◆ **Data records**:
● ● ●

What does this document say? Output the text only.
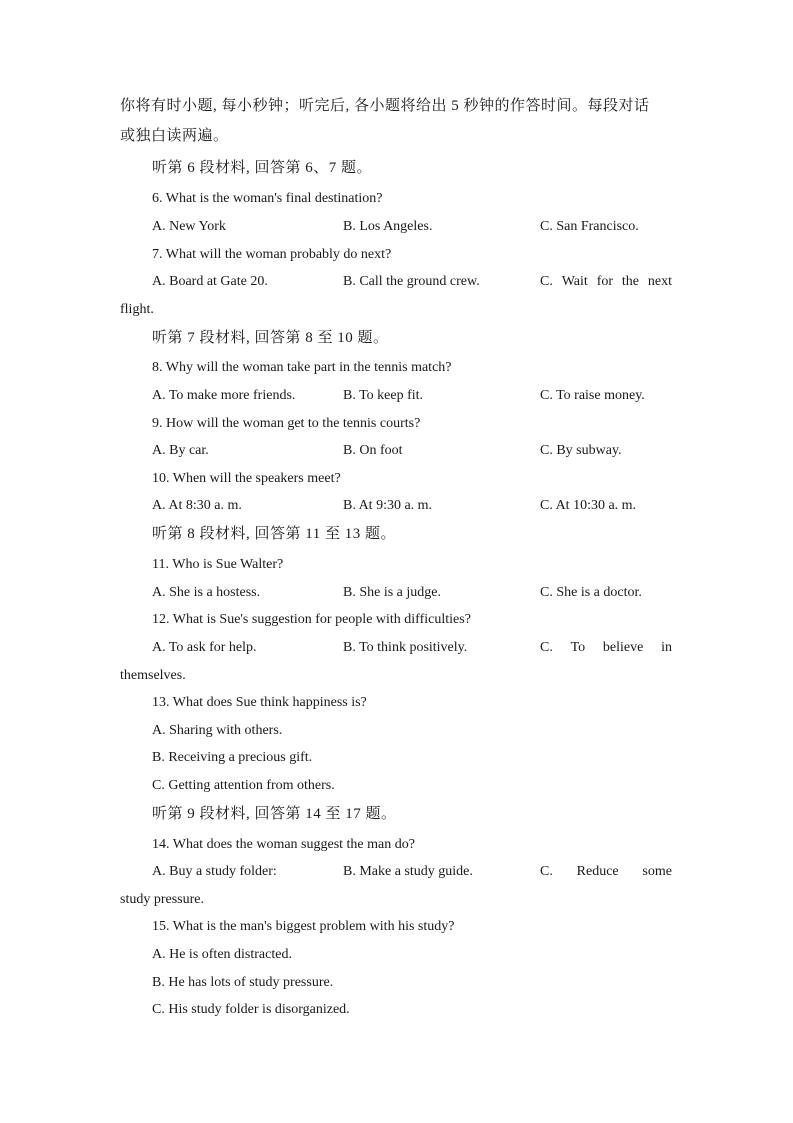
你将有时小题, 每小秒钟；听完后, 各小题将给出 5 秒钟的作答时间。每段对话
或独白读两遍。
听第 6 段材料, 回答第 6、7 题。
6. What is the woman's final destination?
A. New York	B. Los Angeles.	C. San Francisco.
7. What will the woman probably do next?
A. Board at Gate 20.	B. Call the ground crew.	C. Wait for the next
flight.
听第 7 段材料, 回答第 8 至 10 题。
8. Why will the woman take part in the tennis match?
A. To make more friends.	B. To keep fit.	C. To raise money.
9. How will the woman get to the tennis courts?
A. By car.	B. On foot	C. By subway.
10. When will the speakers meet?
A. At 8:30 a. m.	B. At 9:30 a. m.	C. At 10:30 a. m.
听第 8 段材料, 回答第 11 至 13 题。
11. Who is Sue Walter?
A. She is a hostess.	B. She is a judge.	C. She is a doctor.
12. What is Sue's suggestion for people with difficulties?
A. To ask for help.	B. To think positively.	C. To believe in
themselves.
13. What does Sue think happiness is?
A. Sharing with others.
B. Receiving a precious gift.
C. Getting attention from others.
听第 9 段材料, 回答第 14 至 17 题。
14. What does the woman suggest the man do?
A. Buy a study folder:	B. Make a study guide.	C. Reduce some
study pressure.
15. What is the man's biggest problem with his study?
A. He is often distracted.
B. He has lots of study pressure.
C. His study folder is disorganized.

● ● ●

◆ **Aim**:
Every line above should be returned word for word, with the pictures left behind.

◆ **Solution to this problem**:
What does this document say? Output the text only.
你将有时小题, 每小秒钟；听完后, 各小题将给出 5 秒钟的作答时间。每段对话
或独白读两遍。
听第 6 段材料, 回答第 6、7 题。
6. What is the woman's final destination?
A. New York	B. Los Angeles.	C. San Francisco.
7. What will the woman probably do next?
A. Board at Gate 20.	B. Call the ground crew.	C. Wait for the next
flight.
听第 7 段材料, 回答第 8 至 10 题。
8. Why will the woman take part in the tennis match?
A. To make more friends.	B. To keep fit.	C. To raise money.
9. How will the woman get to the tennis courts?
A. By car.	B. On foot	C. By subway.
10. When will the speakers meet?
A. At 8:30 a. m.	B. At 9:30 a. m.	C. At 10:30 a. m.
听第 8 段材料, 回答第 11 至 13 题。
11. Who is Sue Walter?
A. She is a hostess.	B. She is a judge.	C. She is a doctor.
12. What is Sue's suggestion for people with difficulties?
A. To ask for help.	B. To think positively.	C. To believe in
themselves.
13. What does Sue think happiness is?
A. Sharing with others.
B. Receiving a precious gift.
C. Getting attention from others.
听第 9 段材料, 回答第 14 至 17 题。
14. What does the woman suggest the man do?
A. Buy a study folder:	B. Make a study guide.	C. Reduce some
study pressure.
15. What is the man's biggest problem with his study?
A. He is often distracted.
B. He has lots of study pressure.
C. His study folder is disorganized.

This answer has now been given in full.